#### TASK MATERIAL

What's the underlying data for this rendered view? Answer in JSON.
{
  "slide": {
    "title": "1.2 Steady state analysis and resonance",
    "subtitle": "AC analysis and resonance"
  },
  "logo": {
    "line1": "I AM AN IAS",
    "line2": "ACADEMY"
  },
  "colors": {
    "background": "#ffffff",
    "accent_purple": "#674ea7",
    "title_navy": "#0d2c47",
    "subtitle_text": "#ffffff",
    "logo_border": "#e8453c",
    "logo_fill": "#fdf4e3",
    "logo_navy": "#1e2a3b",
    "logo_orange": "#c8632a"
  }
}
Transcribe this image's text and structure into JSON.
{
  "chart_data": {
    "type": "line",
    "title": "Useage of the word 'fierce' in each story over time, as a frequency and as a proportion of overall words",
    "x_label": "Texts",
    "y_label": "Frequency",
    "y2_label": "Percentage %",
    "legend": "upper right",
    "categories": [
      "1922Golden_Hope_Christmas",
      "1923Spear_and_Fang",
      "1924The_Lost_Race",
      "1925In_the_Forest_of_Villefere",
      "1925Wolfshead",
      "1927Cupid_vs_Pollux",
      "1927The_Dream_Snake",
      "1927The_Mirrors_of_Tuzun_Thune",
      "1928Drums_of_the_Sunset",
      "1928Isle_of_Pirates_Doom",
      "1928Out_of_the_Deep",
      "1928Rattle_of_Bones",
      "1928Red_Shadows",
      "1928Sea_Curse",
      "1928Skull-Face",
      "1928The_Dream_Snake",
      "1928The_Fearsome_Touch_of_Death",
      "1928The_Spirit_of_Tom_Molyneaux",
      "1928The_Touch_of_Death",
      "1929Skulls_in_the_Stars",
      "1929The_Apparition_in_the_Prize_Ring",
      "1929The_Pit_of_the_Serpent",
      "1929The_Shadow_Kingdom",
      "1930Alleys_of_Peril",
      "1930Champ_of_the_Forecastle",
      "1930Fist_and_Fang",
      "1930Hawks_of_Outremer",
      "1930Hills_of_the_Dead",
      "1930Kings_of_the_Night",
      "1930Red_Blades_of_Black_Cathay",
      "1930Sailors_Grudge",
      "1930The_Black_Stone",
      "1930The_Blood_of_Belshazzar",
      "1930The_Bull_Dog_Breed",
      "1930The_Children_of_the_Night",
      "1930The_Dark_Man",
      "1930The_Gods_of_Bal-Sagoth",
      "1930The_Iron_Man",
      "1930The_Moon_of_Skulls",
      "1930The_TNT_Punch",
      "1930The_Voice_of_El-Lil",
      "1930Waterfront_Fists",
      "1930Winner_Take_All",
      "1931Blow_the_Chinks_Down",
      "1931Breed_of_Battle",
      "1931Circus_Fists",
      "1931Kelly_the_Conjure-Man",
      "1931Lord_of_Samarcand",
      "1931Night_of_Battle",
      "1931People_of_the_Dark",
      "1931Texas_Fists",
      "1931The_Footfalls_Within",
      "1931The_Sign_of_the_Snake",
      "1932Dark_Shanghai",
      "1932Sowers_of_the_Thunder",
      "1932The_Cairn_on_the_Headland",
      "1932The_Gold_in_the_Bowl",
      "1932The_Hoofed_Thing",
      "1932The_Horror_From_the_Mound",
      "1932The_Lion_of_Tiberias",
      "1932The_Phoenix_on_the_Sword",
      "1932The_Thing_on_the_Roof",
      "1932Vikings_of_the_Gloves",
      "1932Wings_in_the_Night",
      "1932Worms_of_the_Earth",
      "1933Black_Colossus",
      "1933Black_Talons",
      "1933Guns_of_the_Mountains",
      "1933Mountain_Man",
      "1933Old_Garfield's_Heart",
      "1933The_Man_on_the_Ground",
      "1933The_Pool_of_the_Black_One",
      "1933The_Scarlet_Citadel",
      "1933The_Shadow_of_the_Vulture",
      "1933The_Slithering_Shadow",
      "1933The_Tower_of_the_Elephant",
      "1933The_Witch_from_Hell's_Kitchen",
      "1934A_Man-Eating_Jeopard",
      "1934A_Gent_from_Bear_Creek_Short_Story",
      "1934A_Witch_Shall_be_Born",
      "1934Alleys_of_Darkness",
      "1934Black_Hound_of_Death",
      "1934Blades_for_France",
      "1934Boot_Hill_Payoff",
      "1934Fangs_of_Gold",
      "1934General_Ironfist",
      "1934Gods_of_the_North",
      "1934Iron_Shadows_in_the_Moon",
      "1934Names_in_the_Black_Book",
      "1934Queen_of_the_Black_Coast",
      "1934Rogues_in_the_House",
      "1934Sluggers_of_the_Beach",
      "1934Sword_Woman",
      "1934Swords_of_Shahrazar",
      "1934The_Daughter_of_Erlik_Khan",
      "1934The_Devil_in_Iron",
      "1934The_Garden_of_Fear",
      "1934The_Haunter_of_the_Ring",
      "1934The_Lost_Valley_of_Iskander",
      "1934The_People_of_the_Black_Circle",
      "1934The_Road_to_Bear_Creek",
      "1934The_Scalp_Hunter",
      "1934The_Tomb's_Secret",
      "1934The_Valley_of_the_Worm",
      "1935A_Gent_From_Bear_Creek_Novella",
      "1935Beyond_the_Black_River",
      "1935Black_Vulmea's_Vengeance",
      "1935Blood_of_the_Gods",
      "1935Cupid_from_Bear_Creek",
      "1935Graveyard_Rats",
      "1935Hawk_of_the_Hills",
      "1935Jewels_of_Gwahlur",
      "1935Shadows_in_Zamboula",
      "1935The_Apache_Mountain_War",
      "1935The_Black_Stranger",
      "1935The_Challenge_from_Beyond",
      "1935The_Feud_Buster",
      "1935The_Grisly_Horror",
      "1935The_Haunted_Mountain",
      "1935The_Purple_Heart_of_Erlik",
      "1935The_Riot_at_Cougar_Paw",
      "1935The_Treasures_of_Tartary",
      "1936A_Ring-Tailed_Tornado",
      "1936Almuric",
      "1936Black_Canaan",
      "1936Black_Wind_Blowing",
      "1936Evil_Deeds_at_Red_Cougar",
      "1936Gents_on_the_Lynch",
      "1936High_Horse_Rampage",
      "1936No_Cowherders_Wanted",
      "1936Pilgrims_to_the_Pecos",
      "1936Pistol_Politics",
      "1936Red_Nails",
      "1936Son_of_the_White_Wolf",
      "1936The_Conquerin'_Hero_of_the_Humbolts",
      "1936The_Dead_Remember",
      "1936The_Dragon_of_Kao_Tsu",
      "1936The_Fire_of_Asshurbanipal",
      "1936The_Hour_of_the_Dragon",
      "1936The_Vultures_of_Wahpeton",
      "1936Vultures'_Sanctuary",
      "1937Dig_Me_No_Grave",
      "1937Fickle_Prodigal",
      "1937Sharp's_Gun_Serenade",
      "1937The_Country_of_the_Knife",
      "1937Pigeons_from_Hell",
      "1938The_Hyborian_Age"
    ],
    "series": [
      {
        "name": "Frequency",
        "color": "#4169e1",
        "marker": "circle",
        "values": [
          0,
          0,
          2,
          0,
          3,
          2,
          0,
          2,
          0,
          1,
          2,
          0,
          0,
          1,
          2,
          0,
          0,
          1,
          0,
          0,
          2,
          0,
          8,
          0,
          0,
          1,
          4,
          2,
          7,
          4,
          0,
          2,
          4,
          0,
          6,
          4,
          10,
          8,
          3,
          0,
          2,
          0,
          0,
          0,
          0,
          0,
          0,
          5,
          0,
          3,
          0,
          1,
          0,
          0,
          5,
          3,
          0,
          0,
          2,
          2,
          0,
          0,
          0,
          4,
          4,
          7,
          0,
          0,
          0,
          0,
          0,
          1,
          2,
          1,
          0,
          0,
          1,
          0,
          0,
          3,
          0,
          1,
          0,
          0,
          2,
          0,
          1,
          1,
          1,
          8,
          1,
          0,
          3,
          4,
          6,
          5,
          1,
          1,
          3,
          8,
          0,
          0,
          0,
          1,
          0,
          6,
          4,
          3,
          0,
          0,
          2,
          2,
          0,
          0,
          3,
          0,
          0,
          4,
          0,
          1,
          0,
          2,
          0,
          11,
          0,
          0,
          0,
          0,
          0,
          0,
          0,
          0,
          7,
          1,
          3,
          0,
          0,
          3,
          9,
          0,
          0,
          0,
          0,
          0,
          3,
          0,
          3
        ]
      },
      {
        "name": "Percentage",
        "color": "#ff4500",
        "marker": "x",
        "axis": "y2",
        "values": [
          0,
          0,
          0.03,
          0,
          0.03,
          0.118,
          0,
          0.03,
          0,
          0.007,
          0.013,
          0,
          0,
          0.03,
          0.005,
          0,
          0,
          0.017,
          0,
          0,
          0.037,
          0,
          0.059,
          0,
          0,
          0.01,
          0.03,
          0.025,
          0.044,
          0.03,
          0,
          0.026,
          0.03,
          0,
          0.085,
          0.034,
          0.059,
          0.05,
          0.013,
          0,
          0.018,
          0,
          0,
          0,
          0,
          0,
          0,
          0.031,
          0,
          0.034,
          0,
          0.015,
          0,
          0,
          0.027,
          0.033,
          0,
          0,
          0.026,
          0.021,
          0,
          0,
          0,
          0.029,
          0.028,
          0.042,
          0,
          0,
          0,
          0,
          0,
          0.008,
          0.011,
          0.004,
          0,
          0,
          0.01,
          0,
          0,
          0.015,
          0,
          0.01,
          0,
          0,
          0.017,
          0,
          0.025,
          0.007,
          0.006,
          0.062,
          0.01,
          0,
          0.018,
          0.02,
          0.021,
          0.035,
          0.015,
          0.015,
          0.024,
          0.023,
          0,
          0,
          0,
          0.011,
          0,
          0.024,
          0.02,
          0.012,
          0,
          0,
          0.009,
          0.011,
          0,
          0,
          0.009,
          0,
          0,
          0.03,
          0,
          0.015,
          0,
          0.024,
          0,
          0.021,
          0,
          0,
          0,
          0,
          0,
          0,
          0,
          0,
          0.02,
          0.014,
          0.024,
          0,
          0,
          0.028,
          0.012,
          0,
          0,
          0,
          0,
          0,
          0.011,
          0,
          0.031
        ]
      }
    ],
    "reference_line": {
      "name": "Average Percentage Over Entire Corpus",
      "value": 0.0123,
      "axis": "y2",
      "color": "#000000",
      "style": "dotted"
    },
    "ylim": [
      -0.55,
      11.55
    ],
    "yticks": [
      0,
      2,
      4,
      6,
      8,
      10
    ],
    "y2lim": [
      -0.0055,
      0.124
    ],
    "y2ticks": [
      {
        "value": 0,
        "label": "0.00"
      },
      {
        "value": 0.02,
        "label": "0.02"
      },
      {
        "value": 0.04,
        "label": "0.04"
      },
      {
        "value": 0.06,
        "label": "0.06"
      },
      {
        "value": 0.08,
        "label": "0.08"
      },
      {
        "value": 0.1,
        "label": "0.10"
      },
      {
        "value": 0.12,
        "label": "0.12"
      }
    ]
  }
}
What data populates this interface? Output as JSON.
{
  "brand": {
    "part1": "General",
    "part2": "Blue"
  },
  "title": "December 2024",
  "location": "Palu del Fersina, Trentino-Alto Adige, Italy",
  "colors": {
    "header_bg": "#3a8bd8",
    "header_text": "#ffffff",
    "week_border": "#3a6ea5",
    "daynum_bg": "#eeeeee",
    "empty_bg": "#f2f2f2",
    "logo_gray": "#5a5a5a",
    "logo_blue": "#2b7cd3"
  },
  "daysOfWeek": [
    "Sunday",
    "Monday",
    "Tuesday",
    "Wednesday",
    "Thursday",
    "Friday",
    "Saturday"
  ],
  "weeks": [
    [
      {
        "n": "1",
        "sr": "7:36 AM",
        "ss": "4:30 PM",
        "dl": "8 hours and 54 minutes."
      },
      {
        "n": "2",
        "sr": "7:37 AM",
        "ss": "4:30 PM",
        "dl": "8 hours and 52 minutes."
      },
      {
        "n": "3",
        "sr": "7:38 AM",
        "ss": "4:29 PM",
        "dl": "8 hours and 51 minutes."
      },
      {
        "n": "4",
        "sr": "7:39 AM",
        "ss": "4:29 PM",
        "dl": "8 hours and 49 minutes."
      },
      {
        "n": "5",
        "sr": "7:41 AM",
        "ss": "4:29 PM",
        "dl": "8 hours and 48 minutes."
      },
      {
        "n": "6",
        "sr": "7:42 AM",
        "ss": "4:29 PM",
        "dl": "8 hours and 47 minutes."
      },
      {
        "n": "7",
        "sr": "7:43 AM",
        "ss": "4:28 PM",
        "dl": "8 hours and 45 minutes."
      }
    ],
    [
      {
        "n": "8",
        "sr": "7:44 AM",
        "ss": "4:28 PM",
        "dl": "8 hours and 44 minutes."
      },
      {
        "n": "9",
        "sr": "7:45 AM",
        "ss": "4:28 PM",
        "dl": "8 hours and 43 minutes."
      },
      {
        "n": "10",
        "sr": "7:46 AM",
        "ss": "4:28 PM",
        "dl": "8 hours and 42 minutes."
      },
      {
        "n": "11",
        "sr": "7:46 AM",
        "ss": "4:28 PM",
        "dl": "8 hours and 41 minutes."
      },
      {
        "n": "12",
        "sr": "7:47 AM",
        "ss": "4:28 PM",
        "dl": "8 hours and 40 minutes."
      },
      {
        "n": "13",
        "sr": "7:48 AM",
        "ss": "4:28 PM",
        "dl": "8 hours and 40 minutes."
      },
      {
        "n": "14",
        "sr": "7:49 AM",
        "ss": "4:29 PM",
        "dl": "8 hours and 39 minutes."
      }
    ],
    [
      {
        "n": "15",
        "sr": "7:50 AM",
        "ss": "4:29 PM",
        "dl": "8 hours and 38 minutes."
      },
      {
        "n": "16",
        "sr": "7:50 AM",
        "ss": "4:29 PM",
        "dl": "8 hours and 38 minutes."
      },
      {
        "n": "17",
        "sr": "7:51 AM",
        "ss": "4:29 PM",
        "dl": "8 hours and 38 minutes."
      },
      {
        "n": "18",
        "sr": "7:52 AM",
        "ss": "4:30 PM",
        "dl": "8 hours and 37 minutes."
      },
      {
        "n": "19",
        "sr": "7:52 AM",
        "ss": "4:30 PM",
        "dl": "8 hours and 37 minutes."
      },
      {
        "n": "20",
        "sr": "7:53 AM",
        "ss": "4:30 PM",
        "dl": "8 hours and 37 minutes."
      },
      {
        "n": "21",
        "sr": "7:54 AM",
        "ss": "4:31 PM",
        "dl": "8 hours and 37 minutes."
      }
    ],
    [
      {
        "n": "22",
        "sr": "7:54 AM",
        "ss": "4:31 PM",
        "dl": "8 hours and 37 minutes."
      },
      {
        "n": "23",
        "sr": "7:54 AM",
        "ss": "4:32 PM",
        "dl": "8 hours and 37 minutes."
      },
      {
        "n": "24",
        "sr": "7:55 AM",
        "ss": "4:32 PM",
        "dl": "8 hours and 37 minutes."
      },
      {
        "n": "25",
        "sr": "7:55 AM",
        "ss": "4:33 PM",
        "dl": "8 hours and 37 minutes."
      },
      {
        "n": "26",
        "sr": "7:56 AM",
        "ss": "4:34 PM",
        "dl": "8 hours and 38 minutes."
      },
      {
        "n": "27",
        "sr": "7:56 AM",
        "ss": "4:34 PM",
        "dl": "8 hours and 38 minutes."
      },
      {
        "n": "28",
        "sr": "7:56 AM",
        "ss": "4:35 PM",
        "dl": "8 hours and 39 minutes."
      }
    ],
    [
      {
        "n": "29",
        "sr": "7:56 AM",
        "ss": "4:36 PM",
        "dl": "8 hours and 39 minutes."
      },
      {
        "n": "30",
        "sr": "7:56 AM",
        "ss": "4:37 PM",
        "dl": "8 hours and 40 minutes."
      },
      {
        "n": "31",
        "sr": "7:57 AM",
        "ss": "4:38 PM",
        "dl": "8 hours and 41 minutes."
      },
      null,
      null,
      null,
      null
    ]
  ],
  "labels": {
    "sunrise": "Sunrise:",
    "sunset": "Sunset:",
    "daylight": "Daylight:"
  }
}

#### WHAT THIS TASK INVOLVES
From the records above, pull out each line that has "Percentage".

#### OUTPUT BELOW
    "y2_label": "Percentage %",
        "name": "Percentage",
      "name": "Average Percentage Over Entire Corpus",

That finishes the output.